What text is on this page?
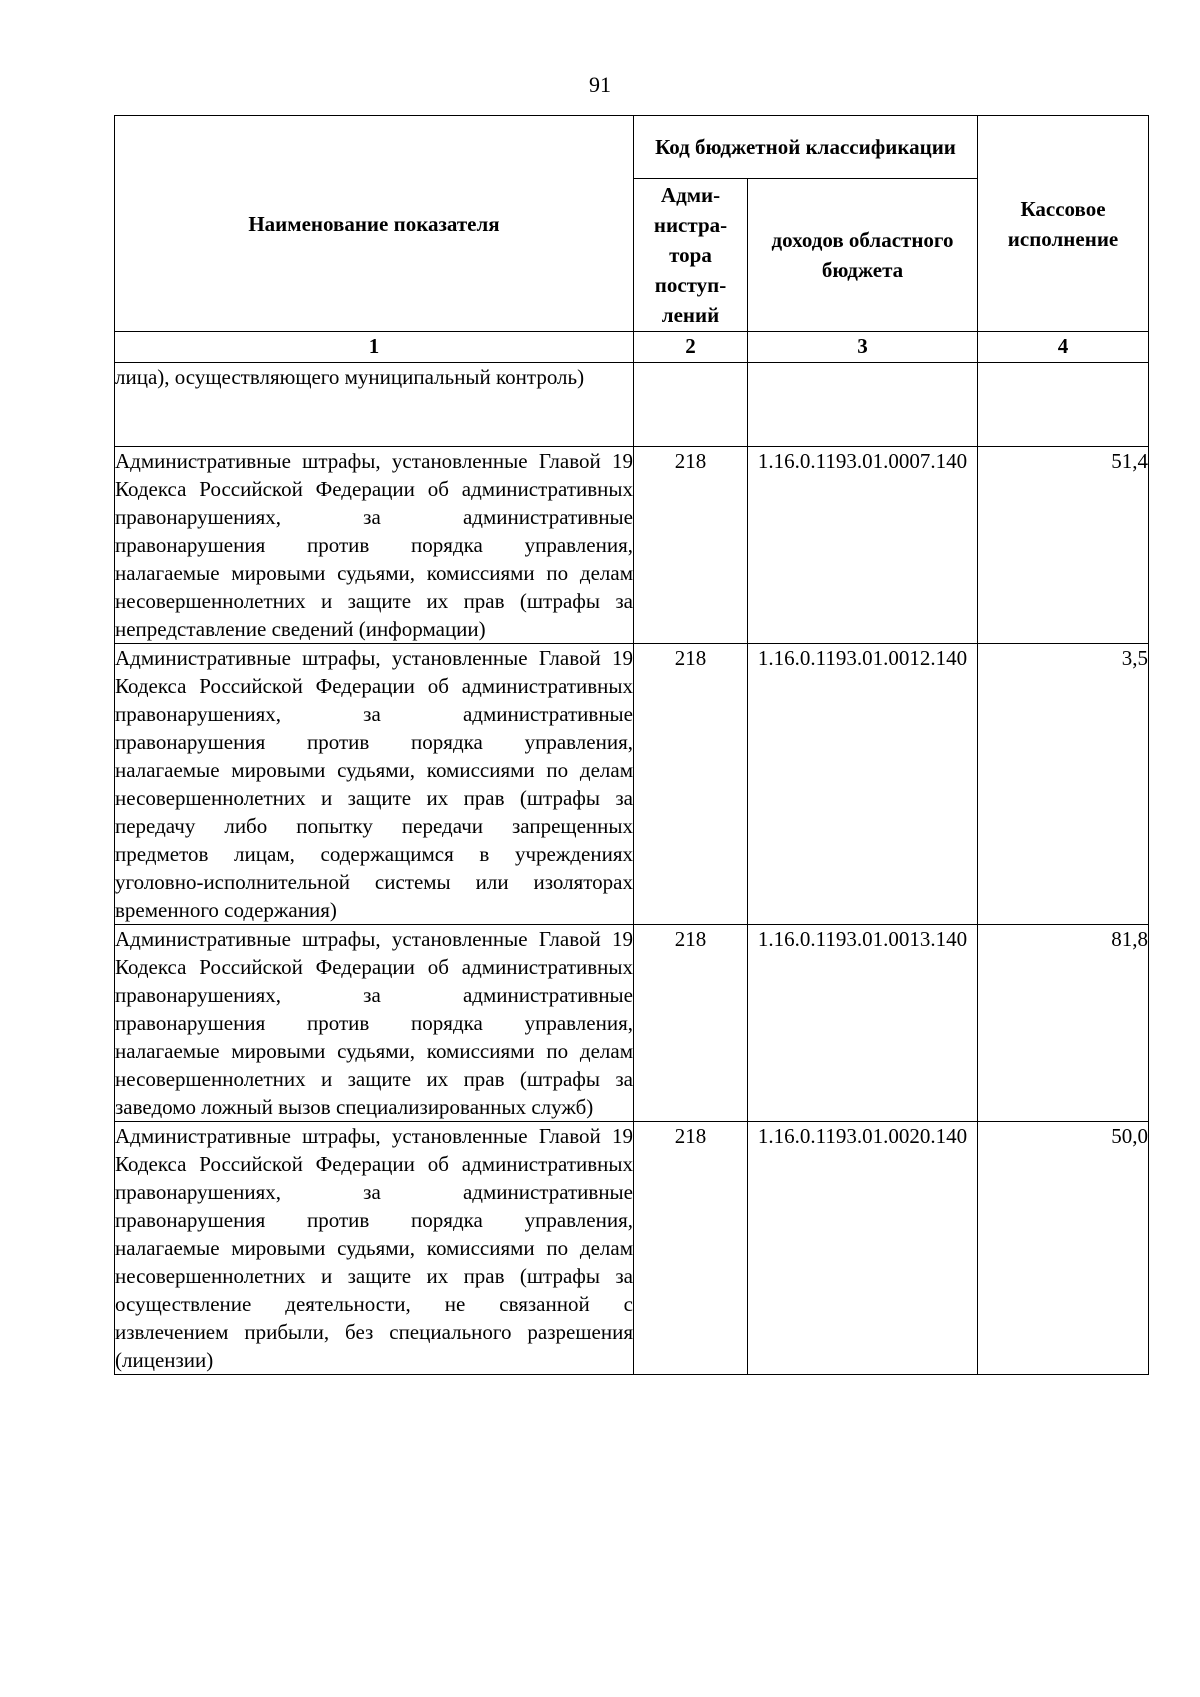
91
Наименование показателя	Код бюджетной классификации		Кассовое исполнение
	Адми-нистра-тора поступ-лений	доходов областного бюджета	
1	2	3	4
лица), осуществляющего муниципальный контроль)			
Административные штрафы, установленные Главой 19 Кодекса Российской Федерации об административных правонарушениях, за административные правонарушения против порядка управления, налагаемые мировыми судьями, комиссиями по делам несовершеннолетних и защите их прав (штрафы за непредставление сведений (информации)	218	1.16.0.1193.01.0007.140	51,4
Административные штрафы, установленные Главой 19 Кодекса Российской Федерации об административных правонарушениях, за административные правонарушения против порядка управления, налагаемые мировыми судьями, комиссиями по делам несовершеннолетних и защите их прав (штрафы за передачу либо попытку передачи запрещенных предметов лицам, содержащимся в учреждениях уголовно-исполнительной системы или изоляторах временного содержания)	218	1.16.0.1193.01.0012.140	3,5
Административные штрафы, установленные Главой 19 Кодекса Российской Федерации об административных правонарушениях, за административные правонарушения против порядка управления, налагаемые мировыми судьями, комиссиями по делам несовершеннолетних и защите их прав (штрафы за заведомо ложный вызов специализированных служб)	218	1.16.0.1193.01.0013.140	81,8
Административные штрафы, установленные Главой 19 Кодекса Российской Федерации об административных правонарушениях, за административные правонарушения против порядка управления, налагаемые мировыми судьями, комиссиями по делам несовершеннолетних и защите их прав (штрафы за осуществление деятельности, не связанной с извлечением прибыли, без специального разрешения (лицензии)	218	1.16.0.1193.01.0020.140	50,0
--
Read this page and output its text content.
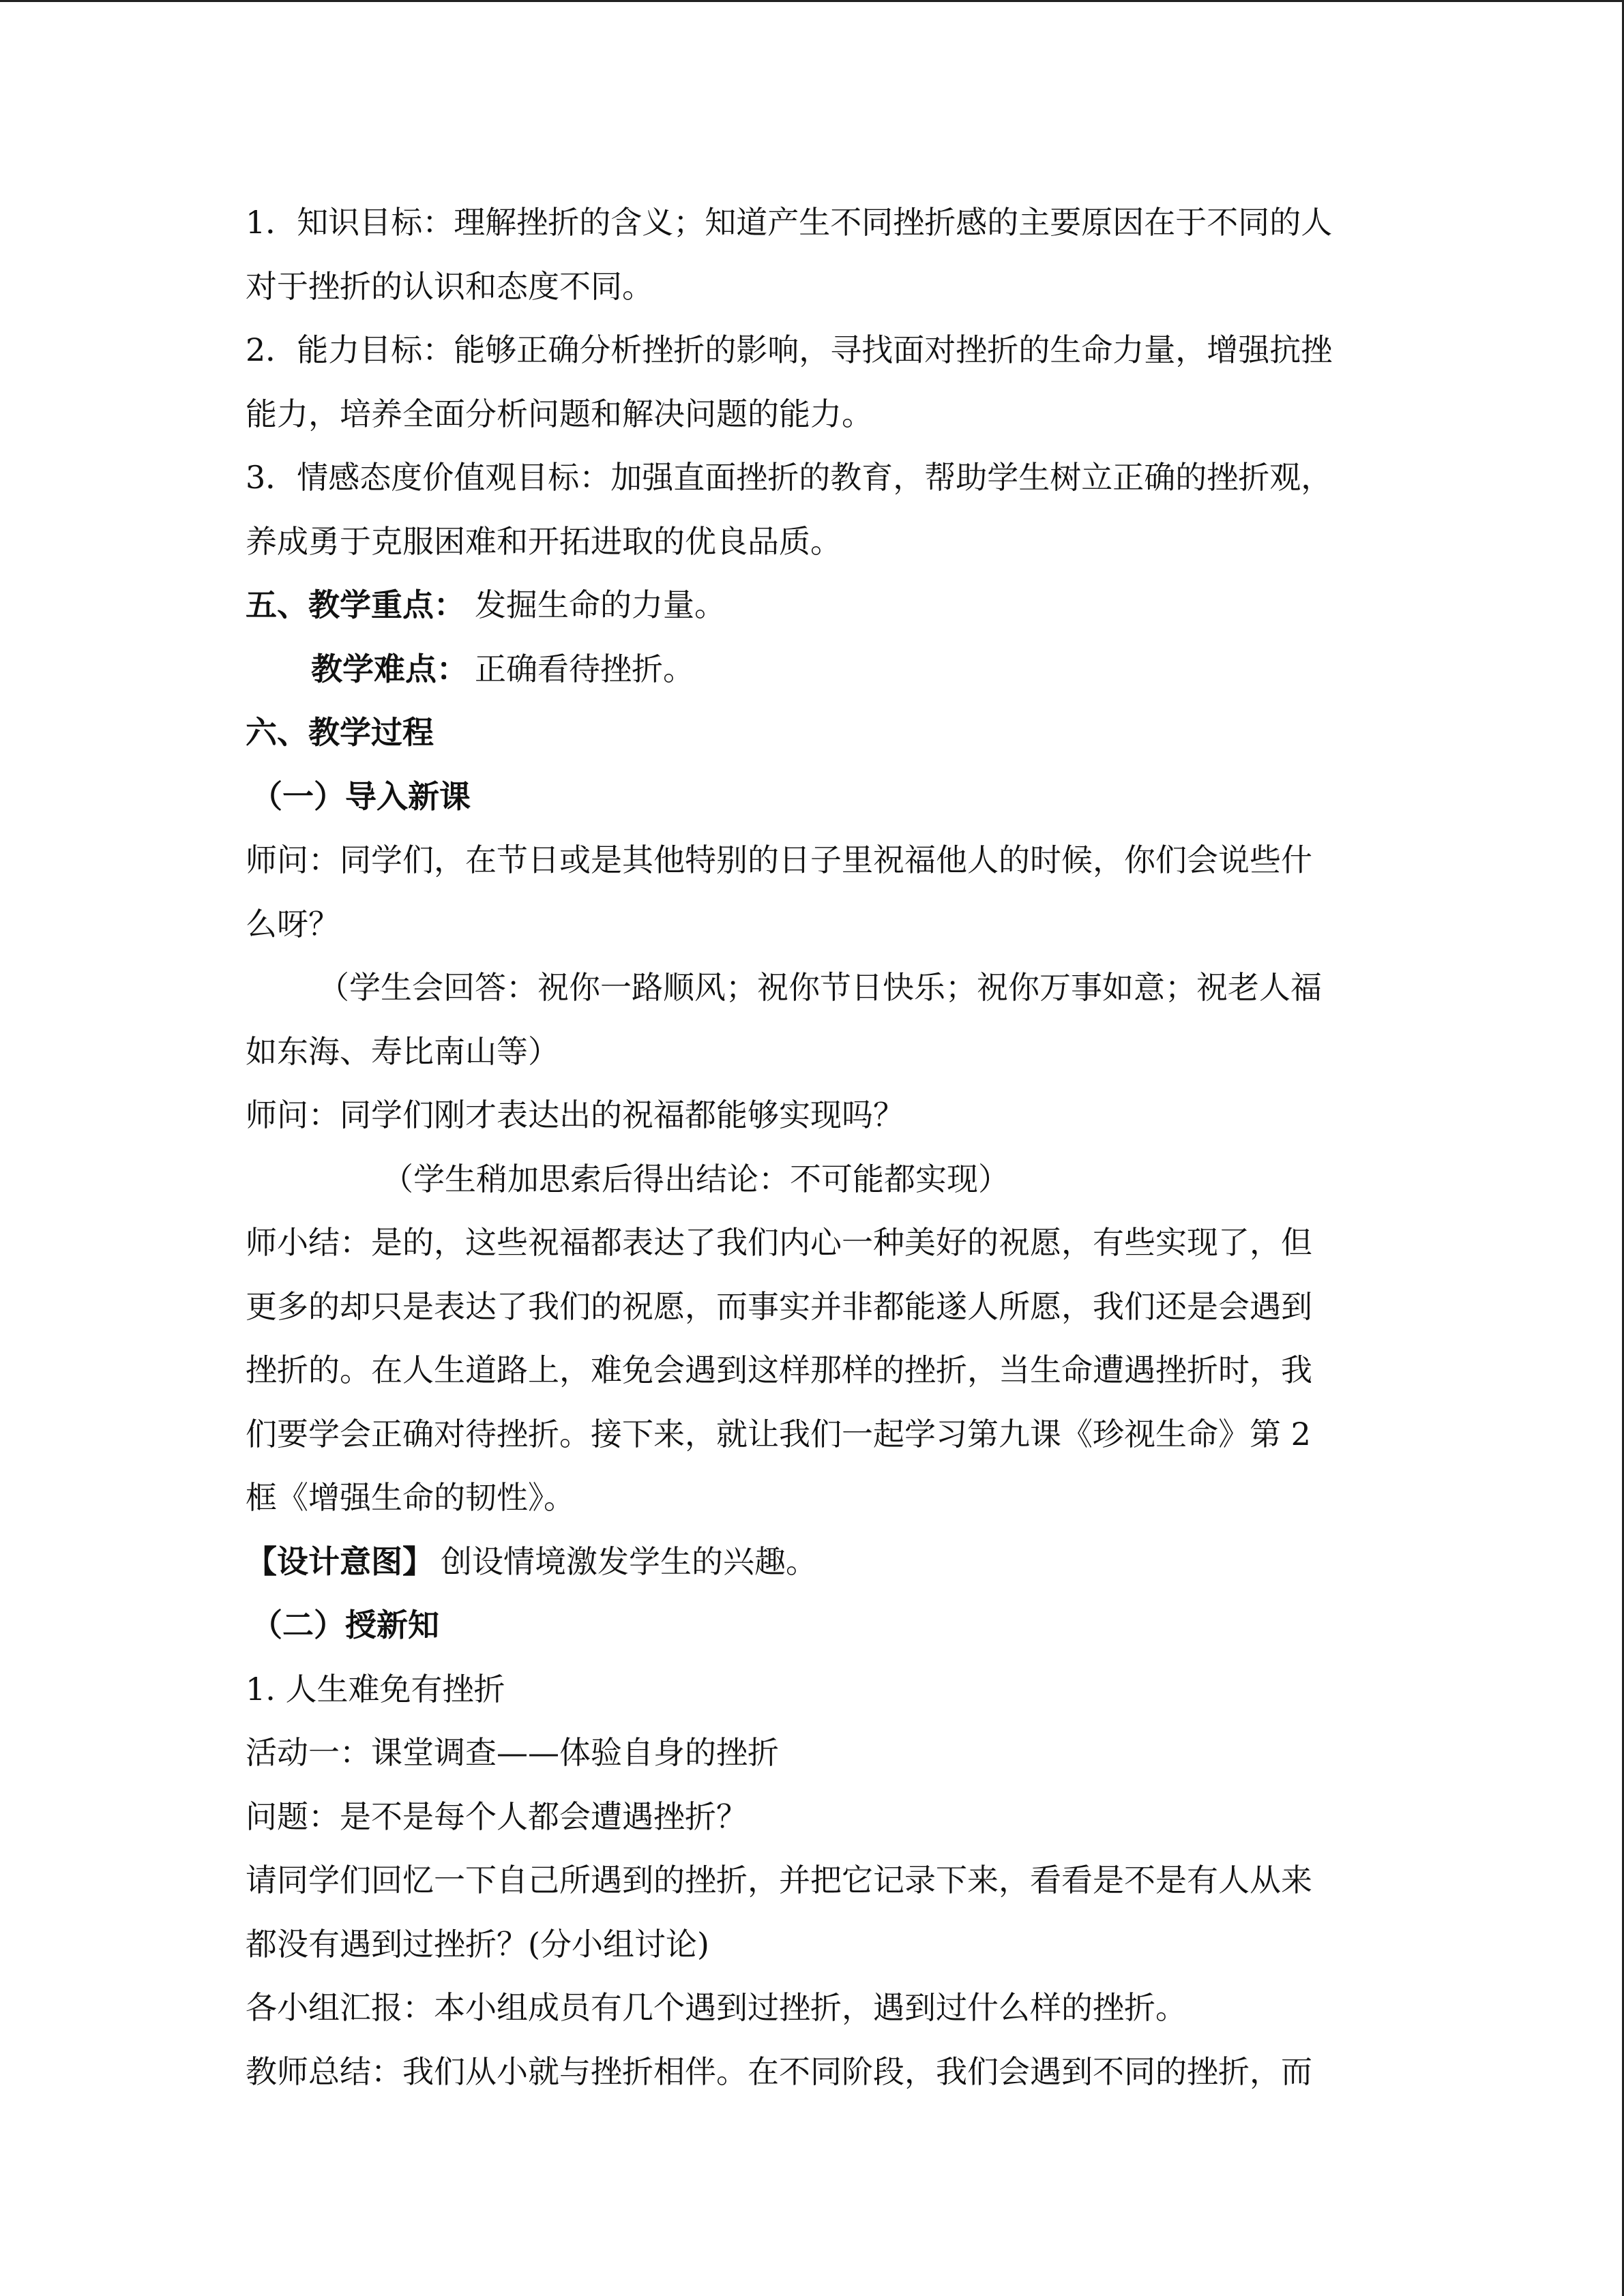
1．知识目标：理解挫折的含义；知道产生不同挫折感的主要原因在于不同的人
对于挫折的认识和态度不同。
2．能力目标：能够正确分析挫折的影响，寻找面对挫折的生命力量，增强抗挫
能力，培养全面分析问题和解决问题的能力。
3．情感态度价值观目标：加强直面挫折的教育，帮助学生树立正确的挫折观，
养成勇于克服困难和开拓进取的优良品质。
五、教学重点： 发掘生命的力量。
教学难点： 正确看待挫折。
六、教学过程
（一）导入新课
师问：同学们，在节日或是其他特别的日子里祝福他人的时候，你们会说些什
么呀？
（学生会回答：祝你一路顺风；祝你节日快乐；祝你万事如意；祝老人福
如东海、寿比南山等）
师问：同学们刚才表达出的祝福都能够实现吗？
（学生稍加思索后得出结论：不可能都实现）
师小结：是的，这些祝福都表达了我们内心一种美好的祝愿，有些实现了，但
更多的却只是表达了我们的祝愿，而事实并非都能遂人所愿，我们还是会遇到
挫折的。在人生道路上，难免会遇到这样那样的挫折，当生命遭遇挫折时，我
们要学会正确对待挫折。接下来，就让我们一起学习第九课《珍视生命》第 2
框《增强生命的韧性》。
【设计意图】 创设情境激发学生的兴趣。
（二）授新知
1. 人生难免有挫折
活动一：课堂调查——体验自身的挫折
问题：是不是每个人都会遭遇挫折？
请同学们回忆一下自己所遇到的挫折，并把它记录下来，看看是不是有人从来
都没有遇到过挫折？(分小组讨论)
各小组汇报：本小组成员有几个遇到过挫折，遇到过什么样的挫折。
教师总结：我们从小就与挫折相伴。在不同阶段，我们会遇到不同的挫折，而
==
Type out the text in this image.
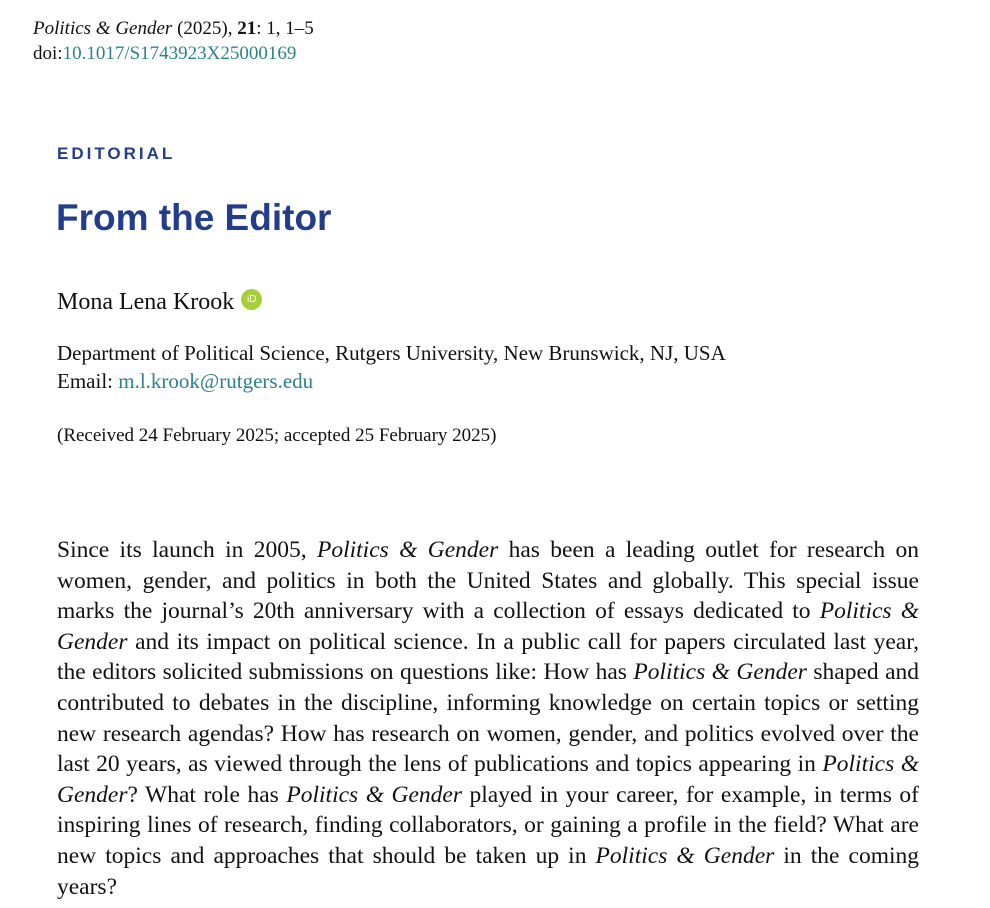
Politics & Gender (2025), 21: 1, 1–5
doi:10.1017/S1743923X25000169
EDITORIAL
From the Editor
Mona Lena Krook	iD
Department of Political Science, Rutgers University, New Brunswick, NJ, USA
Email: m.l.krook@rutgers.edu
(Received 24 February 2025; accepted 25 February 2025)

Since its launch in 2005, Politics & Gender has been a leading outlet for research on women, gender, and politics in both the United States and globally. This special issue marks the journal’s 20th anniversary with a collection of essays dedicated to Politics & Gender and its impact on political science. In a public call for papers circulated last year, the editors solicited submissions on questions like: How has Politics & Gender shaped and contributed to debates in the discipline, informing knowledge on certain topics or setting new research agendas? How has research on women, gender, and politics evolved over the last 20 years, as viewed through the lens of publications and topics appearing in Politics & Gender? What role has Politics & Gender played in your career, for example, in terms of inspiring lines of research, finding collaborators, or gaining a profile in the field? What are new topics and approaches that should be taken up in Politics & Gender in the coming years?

> _Directions for this task_: Find the string "делам" in the records, then copy each line where it occurs.

> _Exercise result_:
Административные штрафы, установленные Главой 19 Кодекса Российской Федерации об административных правонарушениях, за административные правонарушения против порядка управления, налагаемые мировыми судьями, комиссиями по делам несовершеннолетних и защите их прав (штрафы за непредставление сведений (информации)	218	1.16.0.1193.01.0007.140	51,4
Административные штрафы, установленные Главой 19 Кодекса Российской Федерации об административных правонарушениях, за административные правонарушения против порядка управления, налагаемые мировыми судьями, комиссиями по делам несовершеннолетних и защите их прав (штрафы за передачу либо попытку передачи запрещенных предметов лицам, содержащимся в учреждениях уголовно-исполнительной системы или изоляторах временного содержания)	218	1.16.0.1193.01.0012.140	3,5
Административные штрафы, установленные Главой 19 Кодекса Российской Федерации об административных правонарушениях, за административные правонарушения против порядка управления, налагаемые мировыми судьями, комиссиями по делам несовершеннолетних и защите их прав (штрафы за заведомо ложный вызов специализированных служб)	218	1.16.0.1193.01.0013.140	81,8
Административные штрафы, установленные Главой 19 Кодекса Российской Федерации об административных правонарушениях, за административные правонарушения против порядка управления, налагаемые мировыми судьями, комиссиями по делам несовершеннолетних и защите их прав (штрафы за осуществление деятельности, не связанной с извлечением прибыли, без специального разрешения (лицензии)	218	1.16.0.1193.01.0020.140	50,0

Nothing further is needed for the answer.